■ EXERCISE
Beginning with the line in which "Convert this screenshot" appears, transcribe each line word for word until the records end. Do not include pictures.

■ INPUT ROWS

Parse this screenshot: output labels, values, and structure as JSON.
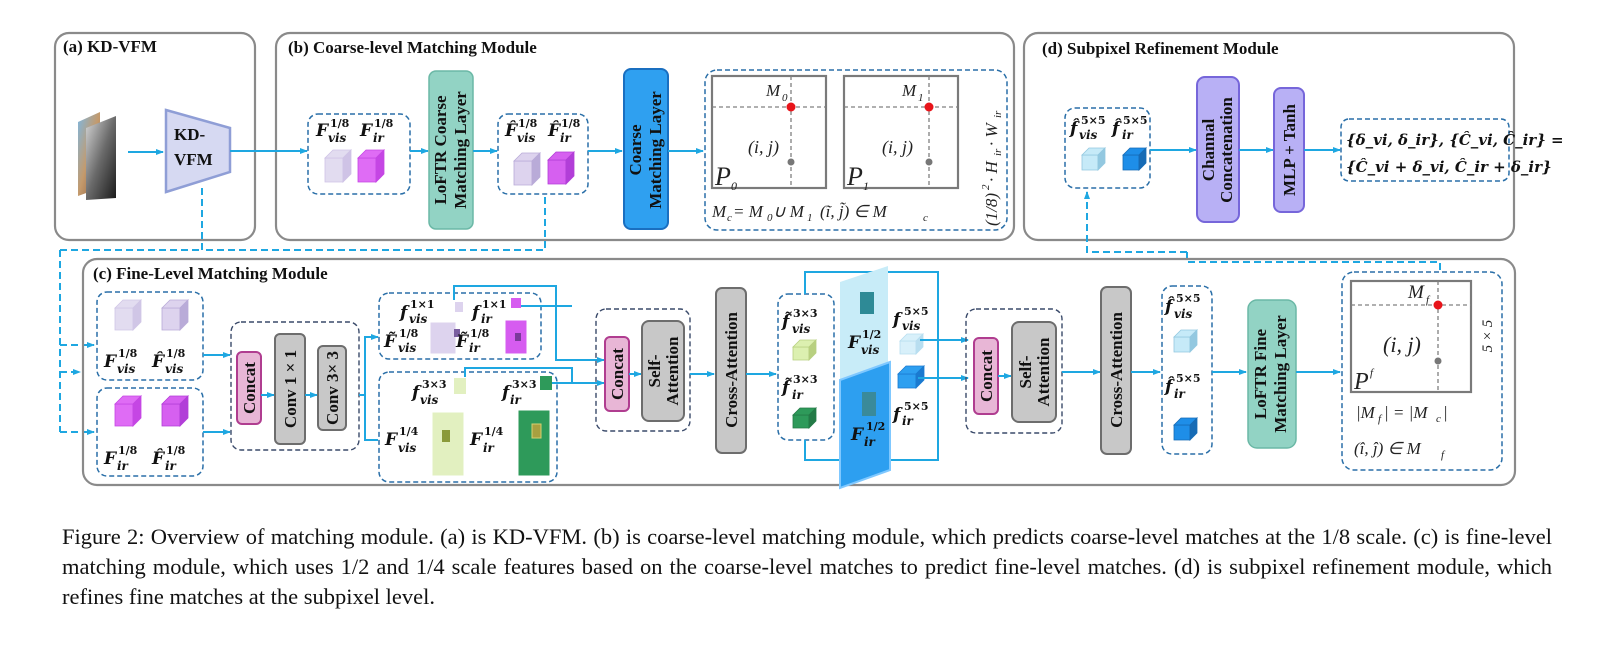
{
  "figure": {
    "modules": {
      "a": {
        "title": "(a) KD-VFM",
        "block_line1": "KD-",
        "block_line2": "VFM"
      },
      "b": {
        "title": "(b) Coarse-level Matching Module",
        "loftr_coarse_line1": "LoFTR Coarse",
        "loftr_coarse_line2": "Matching Layer",
        "coarse_matching_line1": "Coarse",
        "coarse_matching_line2": "Matching Layer",
        "feat_in": [
          {
            "base": "F",
            "sup": "1/8",
            "sub": "vis"
          },
          {
            "base": "F",
            "sup": "1/8",
            "sub": "ir"
          }
        ],
        "feat_out": [
          {
            "base": "F̂",
            "sup": "1/8",
            "sub": "vis"
          },
          {
            "base": "F̂",
            "sup": "1/8",
            "sub": "ir"
          }
        ],
        "prob_maps": [
          {
            "label": "P",
            "label_sub": "0",
            "match": "M",
            "match_sub": "0",
            "point": "(i, j)"
          },
          {
            "label": "P",
            "label_sub": "1",
            "match": "M",
            "match_sub": "1",
            "point": "(i, j)"
          }
        ],
        "eq_union": "M_c = M_0 ∪ M_1",
        "eq_union_parts": {
          "lhs": "M",
          "lhs_sub": "c",
          "mid": " = M",
          "mid_sub": "0",
          "op": " ∪ M",
          "op_sub": "1"
        },
        "eq_member": {
          "text": "(ĩ, j̃) ∈ M",
          "sub": "c"
        },
        "side_label": "(1/8)² · H_ir · W_ir",
        "side_label_parts": {
          "a": "(1/8)",
          "sup": "2",
          "b": "· H",
          "b_sub": "ir",
          "c": " · W",
          "c_sub": "ir"
        }
      },
      "c": {
        "title": "(c) Fine-Level Matching Module",
        "feat_vis": [
          {
            "base": "F",
            "sup": "1/8",
            "sub": "vis"
          },
          {
            "base": "F̂",
            "sup": "1/8",
            "sub": "vis"
          }
        ],
        "feat_ir": [
          {
            "base": "F",
            "sup": "1/8",
            "sub": "ir"
          },
          {
            "base": "F̂",
            "sup": "1/8",
            "sub": "ir"
          }
        ],
        "concat_label": "Concat",
        "conv1_label": "Conv 1 × 1",
        "conv3_label": "Conv 3× 3",
        "crop1": [
          {
            "base": "f",
            "sup": "1×1",
            "sub": "vis"
          },
          {
            "base": "f",
            "sup": "1×1",
            "sub": "ir"
          },
          {
            "base": "F̃",
            "sup": "1/8",
            "sub": "vis"
          },
          {
            "base": "F̃",
            "sup": "1/8",
            "sub": "ir"
          }
        ],
        "crop3": [
          {
            "base": "f",
            "sup": "3×3",
            "sub": "vis"
          },
          {
            "base": "f",
            "sup": "3×3",
            "sub": "ir"
          },
          {
            "base": "F",
            "sup": "1/4",
            "sub": "vis"
          },
          {
            "base": "F",
            "sup": "1/4",
            "sub": "ir"
          }
        ],
        "self_attention_line1": "Self-",
        "self_attention_line2": "Attention",
        "cross_attention_label": "Cross-Attention",
        "tilde3": [
          {
            "base": "f̃",
            "sup": "3×3",
            "sub": "vis"
          },
          {
            "base": "f̃",
            "sup": "3×3",
            "sub": "ir"
          }
        ],
        "half_maps": [
          {
            "base": "F",
            "sup": "1/2",
            "sub": "vis"
          },
          {
            "base": "F",
            "sup": "1/2",
            "sub": "ir"
          }
        ],
        "crop5": [
          {
            "base": "f",
            "sup": "5×5",
            "sub": "vis"
          },
          {
            "base": "f",
            "sup": "5×5",
            "sub": "ir"
          }
        ],
        "hat5": [
          {
            "base": "f̂",
            "sup": "5×5",
            "sub": "vis"
          },
          {
            "base": "f̂",
            "sup": "5×5",
            "sub": "ir"
          }
        ],
        "loftr_fine_line1": "LoFTR Fine",
        "loftr_fine_line2": "Matching Layer",
        "fine_map": {
          "label": "P",
          "label_sup": "f",
          "match": "M",
          "match_sub": "f",
          "point": "(i, j)",
          "size": "5 × 5"
        },
        "eq_card": {
          "a": "|M",
          "a_sub": "f",
          "b": "| = |M",
          "b_sub": "c",
          "c": "|"
        },
        "eq_member": {
          "text": "(î, ĵ) ∈ M",
          "sub": "f"
        }
      },
      "d": {
        "title": "(d) Subpixel Refinement Module",
        "feat": [
          {
            "base": "f̂",
            "sup": "5×5",
            "sub": "vis"
          },
          {
            "base": "f̂",
            "sup": "5×5",
            "sub": "ir"
          }
        ],
        "channel_concat_line1": "Channal",
        "channel_concat_line2": "Concatenation",
        "mlp_label": "MLP + Tanh",
        "formula_line1": "{δ_vi, δ_ir}, {Ĉ_vi, Ĉ_ir} =",
        "formula_line2": "{Ĉ_vi + δ_vi, Ĉ_ir + δ_ir}"
      }
    },
    "colors": {
      "flow": "#1ea7e1",
      "module_border": "#8a8a8a",
      "vis_cube": "#d9d0ec",
      "ir_cube": "#d65cf0",
      "loftr_block": "#8fd0c0",
      "coarse_block": "#2f9ff0",
      "purple_block": "#b8b0f5",
      "concat_block": "#e8b6d6",
      "gray_block": "#c8c8c8",
      "match_point": "#e8141a"
    }
  },
  "caption": "Figure 2: Overview of matching module. (a) is KD-VFM. (b) is coarse-level matching module, which predicts coarse-level matches at the 1/8 scale. (c) is fine-level matching module, which uses 1/2 and 1/4 scale features based on the coarse-level matches to predict fine-level matches. (d) is subpixel refinement module, which refines fine matches at the subpixel level."
}
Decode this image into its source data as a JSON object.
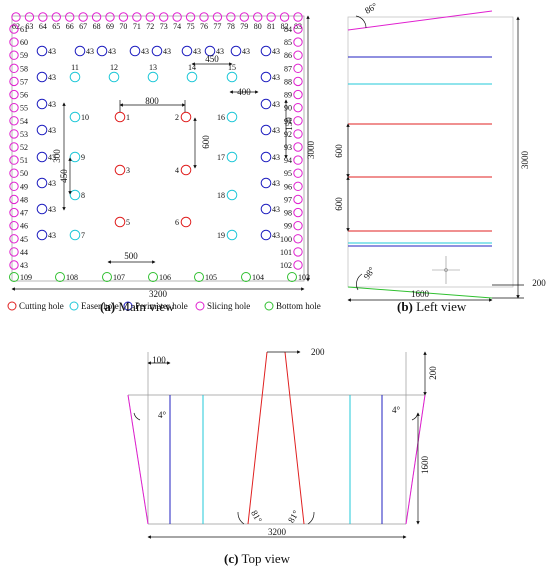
{
  "main_view": {
    "top_row": [
      "62",
      "63",
      "64",
      "65",
      "66",
      "67",
      "68",
      "69",
      "70",
      "71",
      "72",
      "73",
      "74",
      "75",
      "76",
      "77",
      "78",
      "79",
      "80",
      "81",
      "82",
      "83"
    ],
    "left_column": [
      "61",
      "60",
      "59",
      "58",
      "57",
      "56",
      "55",
      "54",
      "53",
      "52",
      "51",
      "50",
      "49",
      "48",
      "47",
      "46",
      "45",
      "44",
      "43"
    ],
    "right_column": [
      "84",
      "85",
      "86",
      "87",
      "88",
      "89",
      "90",
      "91",
      "92",
      "93",
      "94",
      "95",
      "96",
      "97",
      "98",
      "99",
      "100",
      "101",
      "102"
    ],
    "corner_bottom_right": "103",
    "bottom_row": [
      "109",
      "108",
      "107",
      "106",
      "105",
      "104"
    ],
    "perimeter_label": "43",
    "cutting_holes": [
      "1",
      "2",
      "3",
      "4",
      "5",
      "6"
    ],
    "easer_holes": [
      "7",
      "8",
      "9",
      "10",
      "11",
      "12",
      "13",
      "14",
      "15",
      "16",
      "17",
      "18",
      "19"
    ],
    "dimensions": {
      "d800": "800",
      "d450_top": "450",
      "d400": "400",
      "d150": "150",
      "d600": "600",
      "d300": "300",
      "d450_left": "450",
      "d500": "500",
      "d3000": "3000",
      "d3200": "3200"
    },
    "legend": [
      {
        "label": "Cutting hole",
        "color": "#e02020"
      },
      {
        "label": "Easer hole",
        "color": "#20c8d8"
      },
      {
        "label": "Perimeter hole",
        "color": "#2020c0"
      },
      {
        "label": "Slicing hole",
        "color": "#e020d0"
      },
      {
        "label": "Bottom hole",
        "color": "#30c030"
      }
    ],
    "caption_letter": "(a)",
    "caption_text": "Main view"
  },
  "left_view": {
    "angle_top": "86°",
    "angle_bottom": "98°",
    "dim_600_a": "600",
    "dim_600_b": "600",
    "dim_3000": "3000",
    "dim_1600": "1600",
    "dim_200": "200",
    "caption_letter": "(b)",
    "caption_text": "Left view"
  },
  "top_view": {
    "dim_200_top": "200",
    "dim_100": "100",
    "dim_200_right": "200",
    "angle_left": "4°",
    "angle_right": "4°",
    "dim_1600": "1600",
    "angle_81_left": "81°",
    "angle_81_right": "81°",
    "dim_3200": "3200",
    "caption_letter": "(c)",
    "caption_text": "Top view"
  },
  "colors": {
    "cutting": "#e02020",
    "easer": "#20c8d8",
    "perimeter": "#2020c0",
    "slicing": "#e020d0",
    "bottom": "#30c030",
    "line": "#333333"
  }
}
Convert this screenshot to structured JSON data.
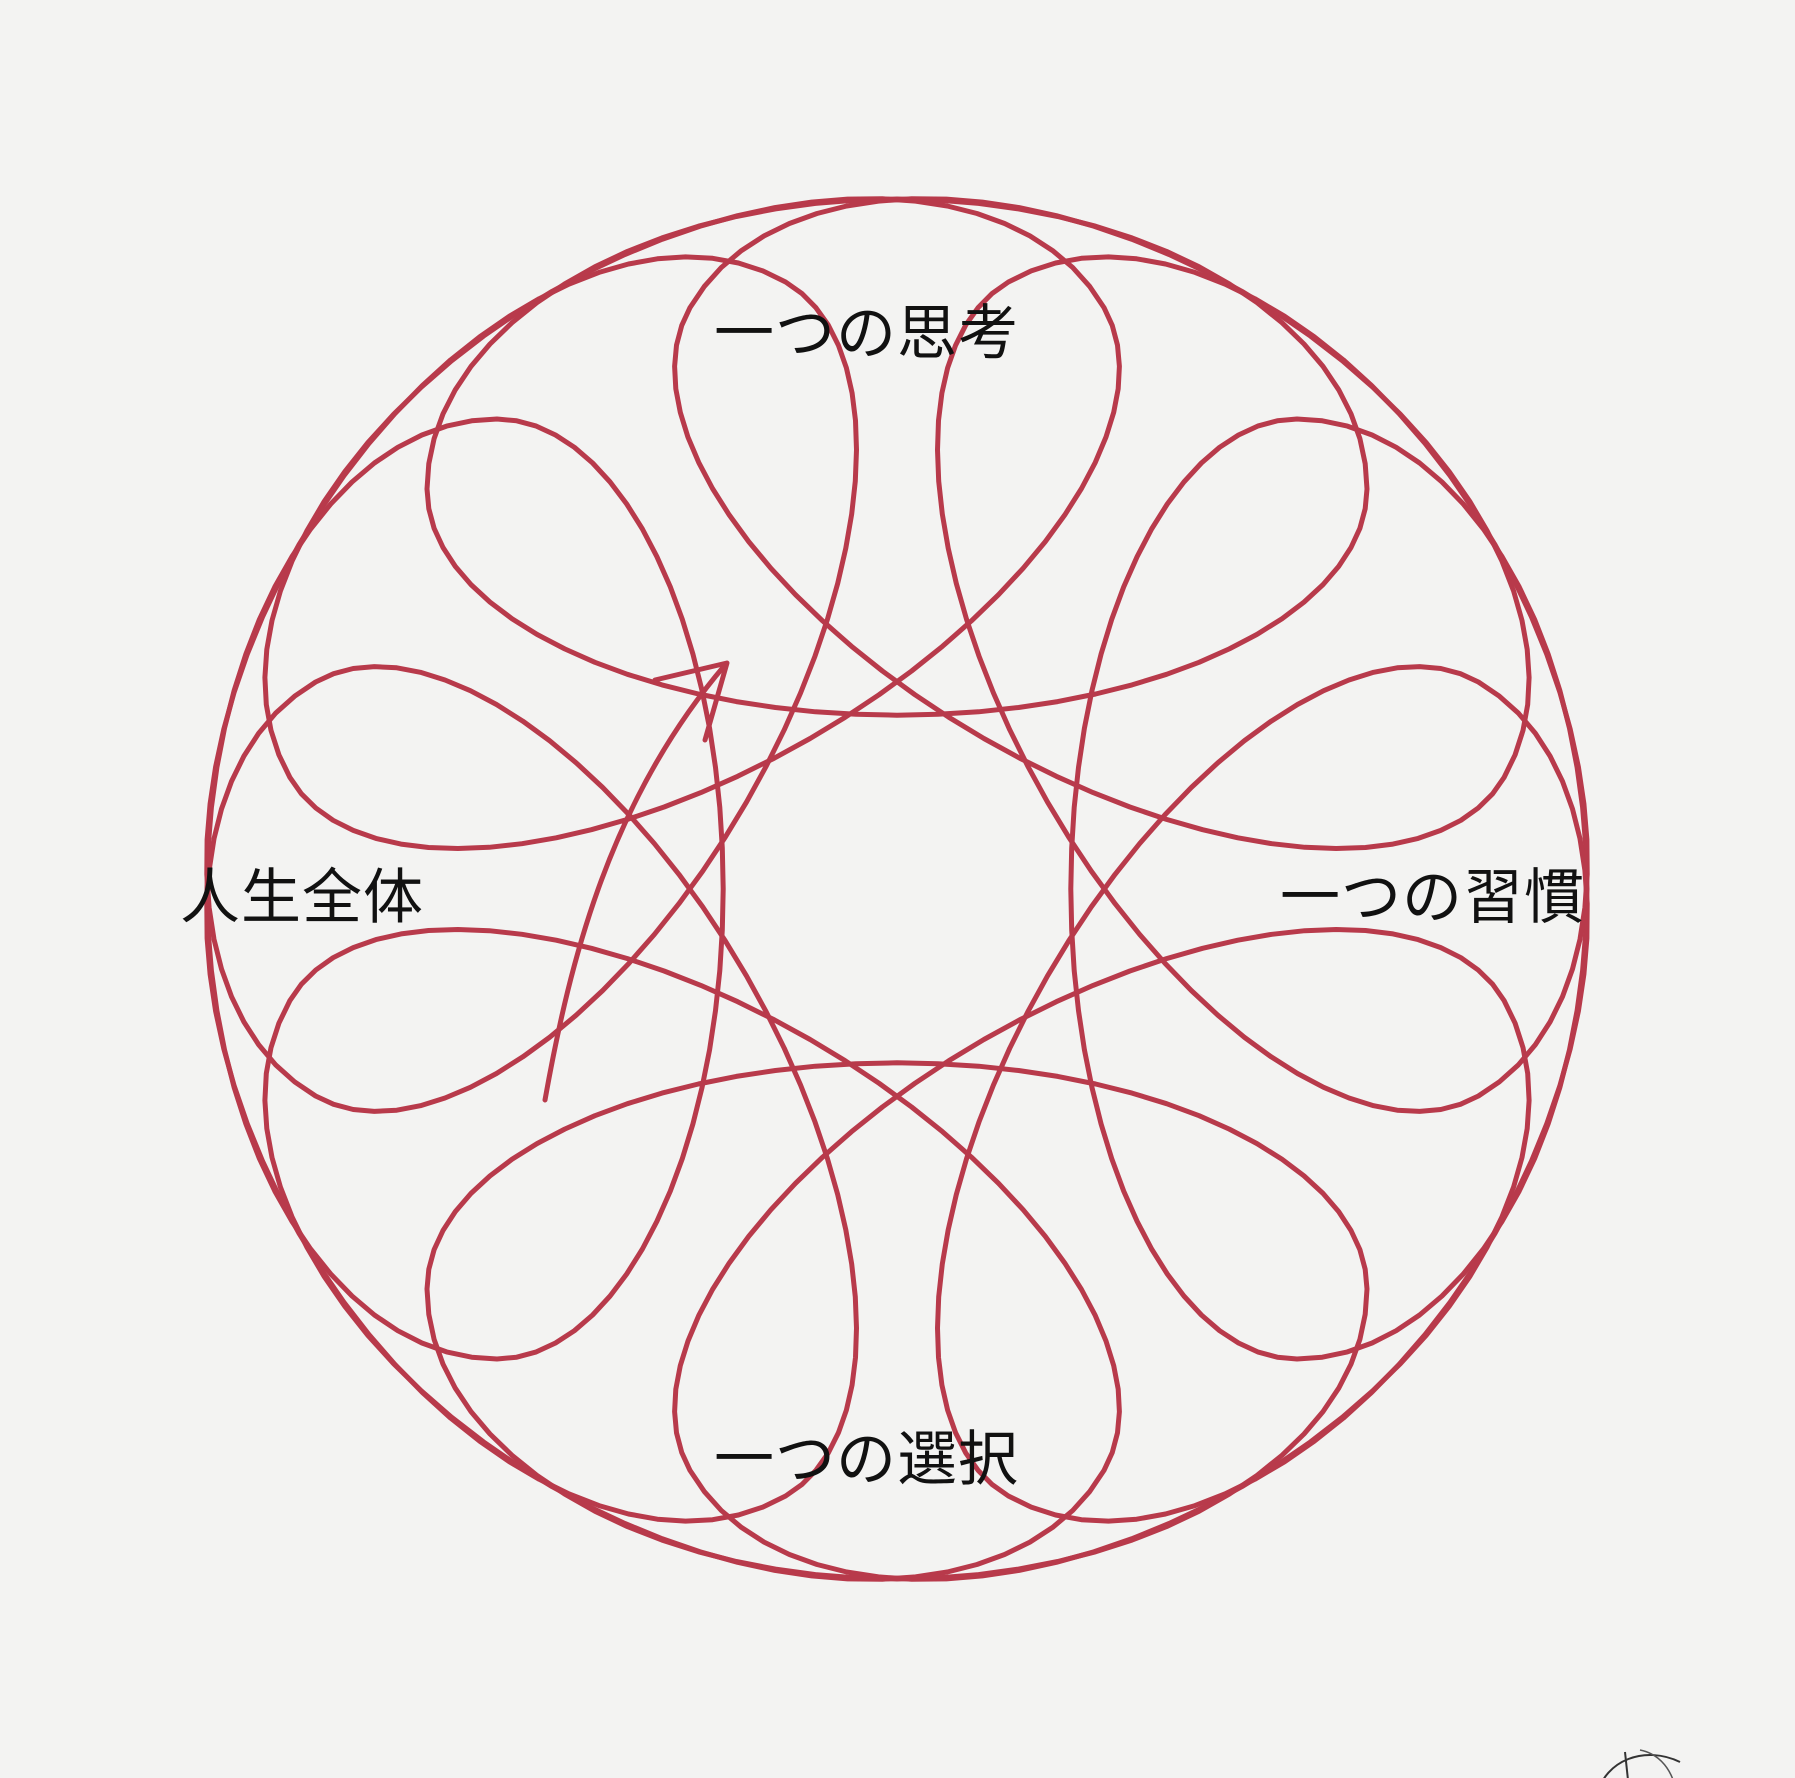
{
  "diagram": {
    "stroke_color": "#b83a4b",
    "background_color": "#f3f3f2",
    "text_color": "#111111",
    "labels": {
      "top": "一つの思考",
      "left": "人生全体",
      "right": "一つの習慣",
      "bottom": "一つの選択"
    },
    "arrow": "arrow-icon"
  }
}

■ TASK SOLUTION
Convert this screenshot to structured JSON data.
{
  "diagram": {
    "stroke_color": "#b83a4b",
    "background_color": "#f3f3f2",
    "text_color": "#111111",
    "labels": {
      "top": "一つの思考",
      "left": "人生全体",
      "right": "一つの習慣",
      "bottom": "一つの選択"
    },
    "arrow": "arrow-icon"
  }
}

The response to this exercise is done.